_Exercise instructions_
Retype the listing that follows, exactly as written.

Data entries:
________

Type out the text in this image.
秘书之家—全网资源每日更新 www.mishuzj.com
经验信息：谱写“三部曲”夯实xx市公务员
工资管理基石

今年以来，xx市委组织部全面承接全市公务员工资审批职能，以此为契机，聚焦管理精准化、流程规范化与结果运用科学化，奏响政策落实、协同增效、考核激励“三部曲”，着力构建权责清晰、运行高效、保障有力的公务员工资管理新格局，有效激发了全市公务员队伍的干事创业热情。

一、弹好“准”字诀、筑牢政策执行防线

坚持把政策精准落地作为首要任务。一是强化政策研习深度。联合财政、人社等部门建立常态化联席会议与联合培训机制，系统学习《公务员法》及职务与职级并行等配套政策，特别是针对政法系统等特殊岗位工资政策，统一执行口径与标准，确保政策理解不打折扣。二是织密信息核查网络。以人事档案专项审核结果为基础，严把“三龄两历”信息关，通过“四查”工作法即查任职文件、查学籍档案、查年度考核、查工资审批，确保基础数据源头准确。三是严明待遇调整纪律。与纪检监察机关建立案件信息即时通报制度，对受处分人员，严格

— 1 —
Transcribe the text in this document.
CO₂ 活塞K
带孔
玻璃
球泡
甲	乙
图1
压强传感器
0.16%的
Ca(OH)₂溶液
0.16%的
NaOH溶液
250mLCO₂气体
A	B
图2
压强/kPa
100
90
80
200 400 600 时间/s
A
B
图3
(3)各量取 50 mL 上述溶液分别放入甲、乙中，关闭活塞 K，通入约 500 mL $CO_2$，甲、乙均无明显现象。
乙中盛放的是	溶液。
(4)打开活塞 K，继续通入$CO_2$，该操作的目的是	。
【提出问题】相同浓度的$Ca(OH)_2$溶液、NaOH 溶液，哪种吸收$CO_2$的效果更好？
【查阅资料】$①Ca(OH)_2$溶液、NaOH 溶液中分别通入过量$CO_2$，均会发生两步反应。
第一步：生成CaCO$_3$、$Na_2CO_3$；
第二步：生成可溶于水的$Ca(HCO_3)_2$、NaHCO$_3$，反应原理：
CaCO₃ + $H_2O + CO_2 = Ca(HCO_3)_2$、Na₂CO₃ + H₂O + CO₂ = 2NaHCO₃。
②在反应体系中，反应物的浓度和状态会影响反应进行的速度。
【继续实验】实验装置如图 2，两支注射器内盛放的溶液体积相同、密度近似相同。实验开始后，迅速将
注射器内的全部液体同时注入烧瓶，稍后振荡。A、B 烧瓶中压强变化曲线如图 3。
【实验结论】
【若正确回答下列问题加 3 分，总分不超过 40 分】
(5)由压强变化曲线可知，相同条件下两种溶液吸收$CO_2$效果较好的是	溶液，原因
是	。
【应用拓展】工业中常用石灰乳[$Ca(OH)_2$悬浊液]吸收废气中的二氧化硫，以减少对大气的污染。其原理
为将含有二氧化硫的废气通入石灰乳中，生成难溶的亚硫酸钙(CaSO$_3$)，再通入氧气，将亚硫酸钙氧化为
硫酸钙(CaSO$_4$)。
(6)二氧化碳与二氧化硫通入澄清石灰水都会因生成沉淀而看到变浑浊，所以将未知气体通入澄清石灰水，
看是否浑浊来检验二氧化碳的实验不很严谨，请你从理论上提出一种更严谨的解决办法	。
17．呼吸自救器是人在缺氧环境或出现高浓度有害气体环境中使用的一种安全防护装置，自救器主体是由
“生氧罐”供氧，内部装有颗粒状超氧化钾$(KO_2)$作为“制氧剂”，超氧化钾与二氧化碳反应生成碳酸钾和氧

________

_Worked solution_
Type out the text in this image.
秘书之家—全网资源每日更新 www.mishuzj.com
经验信息：谱写“三部曲”夯实xx市公务员
工资管理基石

今年以来，xx市委组织部全面承接全市公务员工资审批职能，以此为契机，聚焦管理精准化、流程规范化与结果运用科学化，奏响政策落实、协同增效、考核激励“三部曲”，着力构建权责清晰、运行高效、保障有力的公务员工资管理新格局，有效激发了全市公务员队伍的干事创业热情。

一、弹好“准”字诀、筑牢政策执行防线

坚持把政策精准落地作为首要任务。一是强化政策研习深度。联合财政、人社等部门建立常态化联席会议与联合培训机制，系统学习《公务员法》及职务与职级并行等配套政策，特别是针对政法系统等特殊岗位工资政策，统一执行口径与标准，确保政策理解不打折扣。二是织密信息核查网络。以人事档案专项审核结果为基础，严把“三龄两历”信息关，通过“四查”工作法即查任职文件、查学籍档案、查年度考核、查工资审批，确保基础数据源头准确。三是严明待遇调整纪律。与纪检监察机关建立案件信息即时通报制度，对受处分人员，严格

— 1 —
Transcribe the text in this document.
CO₂ 活塞K
带孔
玻璃
球泡
甲	乙
图1
压强传感器
0.16%的
Ca(OH)₂溶液
0.16%的
NaOH溶液
250mLCO₂气体
A	B
图2
压强/kPa
100
90
80
200 400 600 时间/s
A
B
图3
(3)各量取 50 mL 上述溶液分别放入甲、乙中，关闭活塞 K，通入约 500 mL $CO_2$，甲、乙均无明显现象。
乙中盛放的是	溶液。
(4)打开活塞 K，继续通入$CO_2$，该操作的目的是	。
【提出问题】相同浓度的$Ca(OH)_2$溶液、NaOH 溶液，哪种吸收$CO_2$的效果更好？
【查阅资料】$①Ca(OH)_2$溶液、NaOH 溶液中分别通入过量$CO_2$，均会发生两步反应。
第一步：生成CaCO$_3$、$Na_2CO_3$；
第二步：生成可溶于水的$Ca(HCO_3)_2$、NaHCO$_3$，反应原理：
CaCO₃ + $H_2O + CO_2 = Ca(HCO_3)_2$、Na₂CO₃ + H₂O + CO₂ = 2NaHCO₃。
②在反应体系中，反应物的浓度和状态会影响反应进行的速度。
【继续实验】实验装置如图 2，两支注射器内盛放的溶液体积相同、密度近似相同。实验开始后，迅速将
注射器内的全部液体同时注入烧瓶，稍后振荡。A、B 烧瓶中压强变化曲线如图 3。
【实验结论】
【若正确回答下列问题加 3 分，总分不超过 40 分】
(5)由压强变化曲线可知，相同条件下两种溶液吸收$CO_2$效果较好的是	溶液，原因
是	。
【应用拓展】工业中常用石灰乳[$Ca(OH)_2$悬浊液]吸收废气中的二氧化硫，以减少对大气的污染。其原理
为将含有二氧化硫的废气通入石灰乳中，生成难溶的亚硫酸钙(CaSO$_3$)，再通入氧气，将亚硫酸钙氧化为
硫酸钙(CaSO$_4$)。
(6)二氧化碳与二氧化硫通入澄清石灰水都会因生成沉淀而看到变浑浊，所以将未知气体通入澄清石灰水，
看是否浑浊来检验二氧化碳的实验不很严谨，请你从理论上提出一种更严谨的解决办法	。
17．呼吸自救器是人在缺氧环境或出现高浓度有害气体环境中使用的一种安全防护装置，自救器主体是由
“生氧罐”供氧，内部装有颗粒状超氧化钾$(KO_2)$作为“制氧剂”，超氧化钾与二氧化碳反应生成碳酸钾和氧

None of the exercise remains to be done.